● **Problem**
Return the lines where the word "What" occurs.

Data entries
########

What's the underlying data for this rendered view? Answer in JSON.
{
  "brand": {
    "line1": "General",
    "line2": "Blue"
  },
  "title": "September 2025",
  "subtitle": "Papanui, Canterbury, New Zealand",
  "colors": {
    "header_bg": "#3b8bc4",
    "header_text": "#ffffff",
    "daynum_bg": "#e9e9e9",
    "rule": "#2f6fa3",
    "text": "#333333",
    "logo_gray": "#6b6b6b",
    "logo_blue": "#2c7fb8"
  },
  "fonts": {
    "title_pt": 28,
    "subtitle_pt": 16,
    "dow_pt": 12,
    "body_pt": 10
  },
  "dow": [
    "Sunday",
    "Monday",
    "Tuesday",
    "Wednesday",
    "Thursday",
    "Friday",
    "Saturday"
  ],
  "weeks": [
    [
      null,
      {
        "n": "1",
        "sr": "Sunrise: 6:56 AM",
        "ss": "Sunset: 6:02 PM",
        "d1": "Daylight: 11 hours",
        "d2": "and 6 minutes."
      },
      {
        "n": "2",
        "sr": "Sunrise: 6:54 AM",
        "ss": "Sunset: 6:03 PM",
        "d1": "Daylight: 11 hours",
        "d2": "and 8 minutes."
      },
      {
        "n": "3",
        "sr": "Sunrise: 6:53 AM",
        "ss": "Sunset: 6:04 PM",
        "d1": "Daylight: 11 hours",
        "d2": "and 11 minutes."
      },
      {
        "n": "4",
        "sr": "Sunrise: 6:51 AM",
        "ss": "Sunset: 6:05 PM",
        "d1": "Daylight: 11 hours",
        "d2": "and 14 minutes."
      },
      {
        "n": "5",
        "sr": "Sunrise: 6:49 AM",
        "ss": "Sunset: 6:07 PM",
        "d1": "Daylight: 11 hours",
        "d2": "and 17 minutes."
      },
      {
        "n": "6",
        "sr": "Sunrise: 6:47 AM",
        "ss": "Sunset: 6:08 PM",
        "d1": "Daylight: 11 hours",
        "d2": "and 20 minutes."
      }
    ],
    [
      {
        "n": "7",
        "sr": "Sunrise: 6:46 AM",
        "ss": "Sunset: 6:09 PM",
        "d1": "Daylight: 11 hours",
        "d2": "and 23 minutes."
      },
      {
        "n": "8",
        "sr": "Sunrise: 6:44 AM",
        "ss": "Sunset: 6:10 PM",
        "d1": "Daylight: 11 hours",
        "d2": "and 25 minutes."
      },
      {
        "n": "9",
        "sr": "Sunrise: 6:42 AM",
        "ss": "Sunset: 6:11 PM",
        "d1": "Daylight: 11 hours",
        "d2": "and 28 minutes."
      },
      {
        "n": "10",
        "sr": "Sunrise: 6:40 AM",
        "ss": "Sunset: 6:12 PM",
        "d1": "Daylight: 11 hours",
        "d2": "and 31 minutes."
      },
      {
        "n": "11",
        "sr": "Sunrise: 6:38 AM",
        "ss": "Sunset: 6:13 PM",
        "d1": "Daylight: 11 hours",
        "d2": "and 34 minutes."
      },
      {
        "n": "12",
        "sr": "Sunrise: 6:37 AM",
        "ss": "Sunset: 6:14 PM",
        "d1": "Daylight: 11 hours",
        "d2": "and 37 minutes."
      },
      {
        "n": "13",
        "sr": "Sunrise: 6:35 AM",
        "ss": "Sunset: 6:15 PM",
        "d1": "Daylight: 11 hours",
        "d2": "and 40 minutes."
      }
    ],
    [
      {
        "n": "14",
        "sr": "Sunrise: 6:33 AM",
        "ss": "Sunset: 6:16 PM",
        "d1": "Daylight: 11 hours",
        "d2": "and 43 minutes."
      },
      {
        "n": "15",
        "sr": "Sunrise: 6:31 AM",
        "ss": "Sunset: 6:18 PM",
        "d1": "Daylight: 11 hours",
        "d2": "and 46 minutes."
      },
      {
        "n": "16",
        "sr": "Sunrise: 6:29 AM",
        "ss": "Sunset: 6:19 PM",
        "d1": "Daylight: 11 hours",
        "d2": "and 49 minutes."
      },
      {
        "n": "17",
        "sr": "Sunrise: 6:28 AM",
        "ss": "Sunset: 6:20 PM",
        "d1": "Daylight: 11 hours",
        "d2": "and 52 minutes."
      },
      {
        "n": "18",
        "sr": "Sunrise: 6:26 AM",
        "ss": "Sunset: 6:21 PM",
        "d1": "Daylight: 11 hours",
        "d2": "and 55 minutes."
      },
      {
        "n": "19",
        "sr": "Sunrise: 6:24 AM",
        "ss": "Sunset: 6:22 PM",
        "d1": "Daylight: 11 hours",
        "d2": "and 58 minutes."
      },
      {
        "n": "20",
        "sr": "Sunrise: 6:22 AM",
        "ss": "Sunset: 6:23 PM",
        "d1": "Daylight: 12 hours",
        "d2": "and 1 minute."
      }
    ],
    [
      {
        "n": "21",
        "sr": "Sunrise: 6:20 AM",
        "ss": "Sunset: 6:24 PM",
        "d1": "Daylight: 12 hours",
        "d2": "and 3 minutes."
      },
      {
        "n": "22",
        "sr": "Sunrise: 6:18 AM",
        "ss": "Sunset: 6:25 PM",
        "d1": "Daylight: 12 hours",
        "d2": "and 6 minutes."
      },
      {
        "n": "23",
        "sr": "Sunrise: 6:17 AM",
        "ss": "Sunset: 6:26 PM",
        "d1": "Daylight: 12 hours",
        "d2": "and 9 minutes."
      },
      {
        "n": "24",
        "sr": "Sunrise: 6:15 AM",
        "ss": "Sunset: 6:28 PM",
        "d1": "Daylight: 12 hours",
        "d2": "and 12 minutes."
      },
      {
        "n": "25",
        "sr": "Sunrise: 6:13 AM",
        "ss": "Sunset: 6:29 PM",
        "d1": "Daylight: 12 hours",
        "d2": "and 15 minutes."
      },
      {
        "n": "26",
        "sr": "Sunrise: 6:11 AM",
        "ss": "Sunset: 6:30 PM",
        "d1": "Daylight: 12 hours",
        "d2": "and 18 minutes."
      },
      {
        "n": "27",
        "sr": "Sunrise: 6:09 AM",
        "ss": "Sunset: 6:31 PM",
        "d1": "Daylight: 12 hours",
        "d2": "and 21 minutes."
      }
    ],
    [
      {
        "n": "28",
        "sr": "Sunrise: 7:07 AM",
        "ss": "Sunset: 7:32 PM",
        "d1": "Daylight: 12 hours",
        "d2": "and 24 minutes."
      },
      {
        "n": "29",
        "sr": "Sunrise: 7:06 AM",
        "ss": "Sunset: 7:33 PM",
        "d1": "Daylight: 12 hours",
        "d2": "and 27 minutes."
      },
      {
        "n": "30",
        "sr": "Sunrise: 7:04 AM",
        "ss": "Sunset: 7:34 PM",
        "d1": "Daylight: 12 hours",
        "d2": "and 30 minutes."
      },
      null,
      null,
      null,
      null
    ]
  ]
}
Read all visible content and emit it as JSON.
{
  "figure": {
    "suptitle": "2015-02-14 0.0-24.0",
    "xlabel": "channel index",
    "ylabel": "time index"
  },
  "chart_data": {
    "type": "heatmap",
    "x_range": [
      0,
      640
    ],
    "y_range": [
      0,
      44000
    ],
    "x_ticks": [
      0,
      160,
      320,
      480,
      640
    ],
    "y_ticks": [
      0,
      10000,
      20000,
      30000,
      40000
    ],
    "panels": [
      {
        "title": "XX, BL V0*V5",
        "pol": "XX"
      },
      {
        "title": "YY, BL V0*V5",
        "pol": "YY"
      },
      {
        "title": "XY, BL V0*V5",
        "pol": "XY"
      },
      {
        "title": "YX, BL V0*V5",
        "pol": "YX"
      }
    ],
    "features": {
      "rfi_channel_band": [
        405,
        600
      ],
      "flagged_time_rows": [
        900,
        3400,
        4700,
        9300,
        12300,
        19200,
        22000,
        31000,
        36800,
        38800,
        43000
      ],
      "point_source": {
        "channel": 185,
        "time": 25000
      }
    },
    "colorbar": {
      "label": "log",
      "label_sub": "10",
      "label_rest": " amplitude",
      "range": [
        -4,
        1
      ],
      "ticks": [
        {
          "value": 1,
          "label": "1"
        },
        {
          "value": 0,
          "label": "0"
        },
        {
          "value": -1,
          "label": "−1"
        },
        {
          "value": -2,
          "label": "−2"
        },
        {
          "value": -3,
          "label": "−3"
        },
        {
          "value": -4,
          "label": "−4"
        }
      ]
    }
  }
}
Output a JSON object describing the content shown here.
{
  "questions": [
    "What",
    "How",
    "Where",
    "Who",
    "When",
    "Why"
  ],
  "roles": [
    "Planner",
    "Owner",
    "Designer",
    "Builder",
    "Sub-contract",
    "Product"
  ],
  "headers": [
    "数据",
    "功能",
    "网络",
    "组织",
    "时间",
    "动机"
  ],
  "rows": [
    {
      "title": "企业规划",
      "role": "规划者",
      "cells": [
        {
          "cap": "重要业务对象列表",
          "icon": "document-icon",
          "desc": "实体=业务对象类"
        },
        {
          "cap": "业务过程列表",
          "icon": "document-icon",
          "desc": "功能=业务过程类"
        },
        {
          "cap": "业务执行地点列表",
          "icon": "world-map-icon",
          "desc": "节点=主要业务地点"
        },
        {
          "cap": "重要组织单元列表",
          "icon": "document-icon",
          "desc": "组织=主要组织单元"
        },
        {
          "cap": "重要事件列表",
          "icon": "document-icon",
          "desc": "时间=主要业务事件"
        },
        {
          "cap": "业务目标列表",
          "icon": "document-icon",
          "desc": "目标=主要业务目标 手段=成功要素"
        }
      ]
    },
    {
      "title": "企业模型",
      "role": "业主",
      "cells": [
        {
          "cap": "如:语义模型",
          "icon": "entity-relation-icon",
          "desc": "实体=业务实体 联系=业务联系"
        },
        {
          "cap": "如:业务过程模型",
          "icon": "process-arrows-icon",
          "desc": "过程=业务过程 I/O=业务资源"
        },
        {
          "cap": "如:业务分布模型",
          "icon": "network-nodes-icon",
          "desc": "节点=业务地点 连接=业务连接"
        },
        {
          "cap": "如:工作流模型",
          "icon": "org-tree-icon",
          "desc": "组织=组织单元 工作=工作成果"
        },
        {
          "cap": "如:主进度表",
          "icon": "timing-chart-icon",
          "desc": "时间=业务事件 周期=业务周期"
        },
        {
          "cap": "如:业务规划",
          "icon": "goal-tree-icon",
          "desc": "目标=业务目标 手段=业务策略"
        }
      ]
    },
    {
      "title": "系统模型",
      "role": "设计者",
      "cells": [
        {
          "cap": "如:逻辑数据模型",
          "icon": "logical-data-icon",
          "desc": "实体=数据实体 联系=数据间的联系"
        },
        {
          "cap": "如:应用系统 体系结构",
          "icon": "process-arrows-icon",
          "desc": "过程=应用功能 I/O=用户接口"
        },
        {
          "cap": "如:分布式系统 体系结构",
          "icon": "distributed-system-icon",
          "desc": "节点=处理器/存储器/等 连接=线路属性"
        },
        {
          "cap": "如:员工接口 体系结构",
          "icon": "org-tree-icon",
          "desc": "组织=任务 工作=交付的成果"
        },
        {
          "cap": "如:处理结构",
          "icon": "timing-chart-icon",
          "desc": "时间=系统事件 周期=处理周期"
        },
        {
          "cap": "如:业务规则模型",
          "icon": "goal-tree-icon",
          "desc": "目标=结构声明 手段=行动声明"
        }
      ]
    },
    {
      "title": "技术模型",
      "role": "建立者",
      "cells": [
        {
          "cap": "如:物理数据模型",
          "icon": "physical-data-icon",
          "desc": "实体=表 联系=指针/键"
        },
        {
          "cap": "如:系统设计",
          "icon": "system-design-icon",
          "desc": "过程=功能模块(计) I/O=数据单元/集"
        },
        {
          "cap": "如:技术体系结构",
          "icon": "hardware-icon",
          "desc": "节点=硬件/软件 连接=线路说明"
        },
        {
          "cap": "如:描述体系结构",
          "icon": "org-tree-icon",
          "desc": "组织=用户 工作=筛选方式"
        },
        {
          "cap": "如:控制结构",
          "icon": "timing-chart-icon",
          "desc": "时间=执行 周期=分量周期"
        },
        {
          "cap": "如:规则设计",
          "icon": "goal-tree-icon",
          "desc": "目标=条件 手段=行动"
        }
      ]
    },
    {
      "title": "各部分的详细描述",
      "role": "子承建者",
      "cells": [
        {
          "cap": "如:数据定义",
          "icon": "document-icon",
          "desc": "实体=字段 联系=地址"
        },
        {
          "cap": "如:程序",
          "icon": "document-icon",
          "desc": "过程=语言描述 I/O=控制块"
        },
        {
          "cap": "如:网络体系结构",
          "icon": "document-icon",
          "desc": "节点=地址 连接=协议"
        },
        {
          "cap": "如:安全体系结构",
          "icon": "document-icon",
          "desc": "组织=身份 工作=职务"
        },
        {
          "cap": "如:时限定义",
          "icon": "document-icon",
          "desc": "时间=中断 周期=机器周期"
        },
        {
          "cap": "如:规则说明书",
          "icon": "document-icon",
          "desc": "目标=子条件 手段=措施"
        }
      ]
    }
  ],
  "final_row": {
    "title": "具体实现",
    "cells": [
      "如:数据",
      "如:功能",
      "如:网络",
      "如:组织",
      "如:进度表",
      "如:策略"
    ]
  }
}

########

● **Response**
What's the underlying data for this rendered view? Answer in JSON.
    "What",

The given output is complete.